### THE REQUEST
What number of lines contain the word "Management"? Reply with the number and nothing else.

━━ RECORDS PROVIDED

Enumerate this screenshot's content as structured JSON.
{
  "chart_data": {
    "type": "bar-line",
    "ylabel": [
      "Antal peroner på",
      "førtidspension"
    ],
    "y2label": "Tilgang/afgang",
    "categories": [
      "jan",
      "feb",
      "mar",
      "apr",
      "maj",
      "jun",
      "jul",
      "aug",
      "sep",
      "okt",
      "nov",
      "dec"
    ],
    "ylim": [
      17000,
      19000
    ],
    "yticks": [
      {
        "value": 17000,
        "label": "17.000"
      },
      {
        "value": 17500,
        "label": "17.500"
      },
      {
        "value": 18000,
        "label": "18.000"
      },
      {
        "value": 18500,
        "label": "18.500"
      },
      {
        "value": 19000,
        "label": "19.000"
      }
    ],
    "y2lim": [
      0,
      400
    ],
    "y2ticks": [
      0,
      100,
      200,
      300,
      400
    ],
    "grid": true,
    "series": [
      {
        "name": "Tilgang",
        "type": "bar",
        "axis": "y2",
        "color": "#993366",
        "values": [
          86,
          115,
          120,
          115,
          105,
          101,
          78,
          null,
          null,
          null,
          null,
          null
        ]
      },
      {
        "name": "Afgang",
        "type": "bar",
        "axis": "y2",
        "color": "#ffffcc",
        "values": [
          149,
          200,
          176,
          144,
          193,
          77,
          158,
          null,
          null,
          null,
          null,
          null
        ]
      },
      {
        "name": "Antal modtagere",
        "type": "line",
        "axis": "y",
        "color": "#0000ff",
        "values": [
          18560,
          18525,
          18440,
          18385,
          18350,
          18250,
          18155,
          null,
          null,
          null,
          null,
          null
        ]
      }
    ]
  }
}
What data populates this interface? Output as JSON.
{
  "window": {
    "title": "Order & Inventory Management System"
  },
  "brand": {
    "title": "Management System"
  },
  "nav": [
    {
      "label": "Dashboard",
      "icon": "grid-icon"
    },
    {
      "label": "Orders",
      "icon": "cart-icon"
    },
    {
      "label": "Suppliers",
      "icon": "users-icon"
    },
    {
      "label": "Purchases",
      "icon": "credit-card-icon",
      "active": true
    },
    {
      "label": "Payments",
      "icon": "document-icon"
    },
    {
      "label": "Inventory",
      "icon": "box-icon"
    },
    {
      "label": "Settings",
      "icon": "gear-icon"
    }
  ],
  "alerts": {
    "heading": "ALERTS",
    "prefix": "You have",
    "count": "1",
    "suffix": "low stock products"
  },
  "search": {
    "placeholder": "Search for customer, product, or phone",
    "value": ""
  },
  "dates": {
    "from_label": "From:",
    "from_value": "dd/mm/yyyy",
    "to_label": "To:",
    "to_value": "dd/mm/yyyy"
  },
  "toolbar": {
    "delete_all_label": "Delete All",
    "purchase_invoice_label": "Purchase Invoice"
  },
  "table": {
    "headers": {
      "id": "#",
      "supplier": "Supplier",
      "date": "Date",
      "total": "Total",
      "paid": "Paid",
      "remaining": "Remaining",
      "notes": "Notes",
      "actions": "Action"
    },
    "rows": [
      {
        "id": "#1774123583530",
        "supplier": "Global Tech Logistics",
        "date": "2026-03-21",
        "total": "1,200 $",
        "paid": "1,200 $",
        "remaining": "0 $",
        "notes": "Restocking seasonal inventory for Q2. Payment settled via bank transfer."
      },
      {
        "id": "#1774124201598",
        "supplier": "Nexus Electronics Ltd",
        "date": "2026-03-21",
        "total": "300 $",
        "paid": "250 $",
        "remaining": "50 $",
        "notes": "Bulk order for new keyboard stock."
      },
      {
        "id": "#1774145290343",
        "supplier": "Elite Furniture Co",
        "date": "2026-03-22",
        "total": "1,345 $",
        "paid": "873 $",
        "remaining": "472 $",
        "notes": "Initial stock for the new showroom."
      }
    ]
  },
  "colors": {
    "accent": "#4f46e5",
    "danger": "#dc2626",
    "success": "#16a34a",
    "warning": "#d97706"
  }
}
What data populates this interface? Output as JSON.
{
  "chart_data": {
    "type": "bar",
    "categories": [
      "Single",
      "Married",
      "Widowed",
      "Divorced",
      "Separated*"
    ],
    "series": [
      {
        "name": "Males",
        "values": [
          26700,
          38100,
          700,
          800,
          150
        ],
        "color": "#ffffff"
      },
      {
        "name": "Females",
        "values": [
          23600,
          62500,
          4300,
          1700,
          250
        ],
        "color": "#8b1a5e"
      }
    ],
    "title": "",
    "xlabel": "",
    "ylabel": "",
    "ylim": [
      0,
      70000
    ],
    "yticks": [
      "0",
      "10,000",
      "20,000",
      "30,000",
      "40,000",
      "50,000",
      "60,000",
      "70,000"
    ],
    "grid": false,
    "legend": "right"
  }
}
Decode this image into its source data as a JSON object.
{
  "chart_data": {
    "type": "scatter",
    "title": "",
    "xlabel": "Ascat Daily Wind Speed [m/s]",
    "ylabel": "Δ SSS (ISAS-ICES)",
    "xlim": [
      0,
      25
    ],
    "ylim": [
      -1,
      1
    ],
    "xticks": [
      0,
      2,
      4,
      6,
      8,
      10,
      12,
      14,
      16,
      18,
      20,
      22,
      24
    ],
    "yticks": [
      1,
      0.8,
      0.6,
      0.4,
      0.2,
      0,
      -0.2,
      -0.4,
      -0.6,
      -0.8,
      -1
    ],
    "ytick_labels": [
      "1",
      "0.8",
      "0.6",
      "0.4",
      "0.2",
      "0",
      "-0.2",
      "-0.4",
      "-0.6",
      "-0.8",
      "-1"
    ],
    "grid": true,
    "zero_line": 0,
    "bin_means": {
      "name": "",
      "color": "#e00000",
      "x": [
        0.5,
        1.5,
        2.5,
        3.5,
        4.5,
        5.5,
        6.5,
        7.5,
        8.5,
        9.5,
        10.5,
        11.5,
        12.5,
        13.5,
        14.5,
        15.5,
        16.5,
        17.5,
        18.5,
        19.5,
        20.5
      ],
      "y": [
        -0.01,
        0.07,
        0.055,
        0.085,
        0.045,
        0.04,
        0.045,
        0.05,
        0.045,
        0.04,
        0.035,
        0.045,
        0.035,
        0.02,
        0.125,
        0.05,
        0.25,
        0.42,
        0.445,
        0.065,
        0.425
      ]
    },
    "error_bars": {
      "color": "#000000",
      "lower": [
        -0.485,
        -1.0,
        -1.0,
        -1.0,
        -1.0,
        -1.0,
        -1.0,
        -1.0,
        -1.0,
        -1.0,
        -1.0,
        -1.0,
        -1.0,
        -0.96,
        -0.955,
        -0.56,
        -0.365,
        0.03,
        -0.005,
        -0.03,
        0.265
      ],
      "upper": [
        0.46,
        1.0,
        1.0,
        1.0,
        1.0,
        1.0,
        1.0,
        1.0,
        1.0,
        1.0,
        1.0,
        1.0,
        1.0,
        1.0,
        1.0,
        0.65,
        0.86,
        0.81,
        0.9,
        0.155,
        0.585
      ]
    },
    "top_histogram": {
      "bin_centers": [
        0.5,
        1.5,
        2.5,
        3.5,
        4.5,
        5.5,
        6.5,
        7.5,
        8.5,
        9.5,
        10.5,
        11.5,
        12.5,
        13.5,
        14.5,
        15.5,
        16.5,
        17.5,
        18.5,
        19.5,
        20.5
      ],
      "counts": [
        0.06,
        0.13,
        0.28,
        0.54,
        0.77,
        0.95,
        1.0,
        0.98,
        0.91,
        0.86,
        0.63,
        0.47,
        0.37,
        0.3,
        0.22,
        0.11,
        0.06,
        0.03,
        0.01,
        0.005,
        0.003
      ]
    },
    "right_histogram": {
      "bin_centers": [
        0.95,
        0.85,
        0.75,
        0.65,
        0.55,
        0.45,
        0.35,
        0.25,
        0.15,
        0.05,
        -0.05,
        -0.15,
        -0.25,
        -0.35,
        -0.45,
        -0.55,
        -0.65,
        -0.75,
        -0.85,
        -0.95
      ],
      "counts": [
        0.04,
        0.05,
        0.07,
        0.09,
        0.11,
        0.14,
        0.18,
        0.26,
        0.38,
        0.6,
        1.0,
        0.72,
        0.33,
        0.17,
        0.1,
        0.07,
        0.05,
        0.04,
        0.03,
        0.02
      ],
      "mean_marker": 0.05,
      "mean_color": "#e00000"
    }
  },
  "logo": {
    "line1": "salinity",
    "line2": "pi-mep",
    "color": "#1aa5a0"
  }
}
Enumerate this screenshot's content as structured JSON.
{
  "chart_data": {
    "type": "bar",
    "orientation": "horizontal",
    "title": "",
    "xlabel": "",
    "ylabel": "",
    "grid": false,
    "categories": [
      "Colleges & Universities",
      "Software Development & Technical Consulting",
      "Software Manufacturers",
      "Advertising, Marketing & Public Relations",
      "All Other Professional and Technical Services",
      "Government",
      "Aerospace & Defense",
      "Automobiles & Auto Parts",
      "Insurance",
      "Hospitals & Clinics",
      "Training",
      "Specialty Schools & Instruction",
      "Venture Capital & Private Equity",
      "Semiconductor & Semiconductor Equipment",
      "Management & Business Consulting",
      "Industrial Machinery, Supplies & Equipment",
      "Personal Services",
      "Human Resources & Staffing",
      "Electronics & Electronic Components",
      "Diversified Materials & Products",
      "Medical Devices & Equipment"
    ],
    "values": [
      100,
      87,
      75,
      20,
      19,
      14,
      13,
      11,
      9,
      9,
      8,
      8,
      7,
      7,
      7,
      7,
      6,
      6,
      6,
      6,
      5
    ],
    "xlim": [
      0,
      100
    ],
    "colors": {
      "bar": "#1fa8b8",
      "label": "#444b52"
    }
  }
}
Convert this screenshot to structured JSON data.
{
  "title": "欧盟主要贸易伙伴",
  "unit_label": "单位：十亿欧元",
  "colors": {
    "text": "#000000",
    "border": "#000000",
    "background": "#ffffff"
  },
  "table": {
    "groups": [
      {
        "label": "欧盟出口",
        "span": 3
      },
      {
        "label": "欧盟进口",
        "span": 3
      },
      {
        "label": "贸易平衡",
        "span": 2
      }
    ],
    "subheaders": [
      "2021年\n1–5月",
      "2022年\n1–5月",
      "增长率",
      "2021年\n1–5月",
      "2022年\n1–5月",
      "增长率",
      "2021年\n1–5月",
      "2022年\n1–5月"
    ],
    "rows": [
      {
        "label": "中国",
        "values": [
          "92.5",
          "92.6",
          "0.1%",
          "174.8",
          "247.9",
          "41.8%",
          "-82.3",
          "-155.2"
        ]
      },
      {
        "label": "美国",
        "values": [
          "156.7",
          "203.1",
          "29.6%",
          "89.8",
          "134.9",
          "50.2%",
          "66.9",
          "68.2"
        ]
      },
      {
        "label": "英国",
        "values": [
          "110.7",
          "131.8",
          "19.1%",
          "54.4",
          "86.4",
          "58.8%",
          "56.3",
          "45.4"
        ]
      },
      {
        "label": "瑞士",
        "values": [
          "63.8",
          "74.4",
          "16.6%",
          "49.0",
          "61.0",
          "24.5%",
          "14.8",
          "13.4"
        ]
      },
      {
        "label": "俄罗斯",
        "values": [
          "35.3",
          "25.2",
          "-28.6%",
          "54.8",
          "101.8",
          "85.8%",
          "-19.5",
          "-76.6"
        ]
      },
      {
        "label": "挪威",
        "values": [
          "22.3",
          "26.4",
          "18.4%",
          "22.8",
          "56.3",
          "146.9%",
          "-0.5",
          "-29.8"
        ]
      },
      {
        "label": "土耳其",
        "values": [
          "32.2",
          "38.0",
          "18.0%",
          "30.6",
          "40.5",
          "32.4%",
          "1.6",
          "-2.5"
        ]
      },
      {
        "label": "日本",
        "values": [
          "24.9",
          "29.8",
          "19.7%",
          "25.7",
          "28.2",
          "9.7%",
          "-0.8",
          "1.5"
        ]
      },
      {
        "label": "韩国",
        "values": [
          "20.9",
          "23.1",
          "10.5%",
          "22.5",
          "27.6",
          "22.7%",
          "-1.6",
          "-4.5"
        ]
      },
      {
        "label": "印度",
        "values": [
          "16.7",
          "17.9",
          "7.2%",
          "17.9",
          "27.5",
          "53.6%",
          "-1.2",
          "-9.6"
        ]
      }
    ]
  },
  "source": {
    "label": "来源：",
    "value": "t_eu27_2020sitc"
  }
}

━━━━

### WORKED ANSWER
3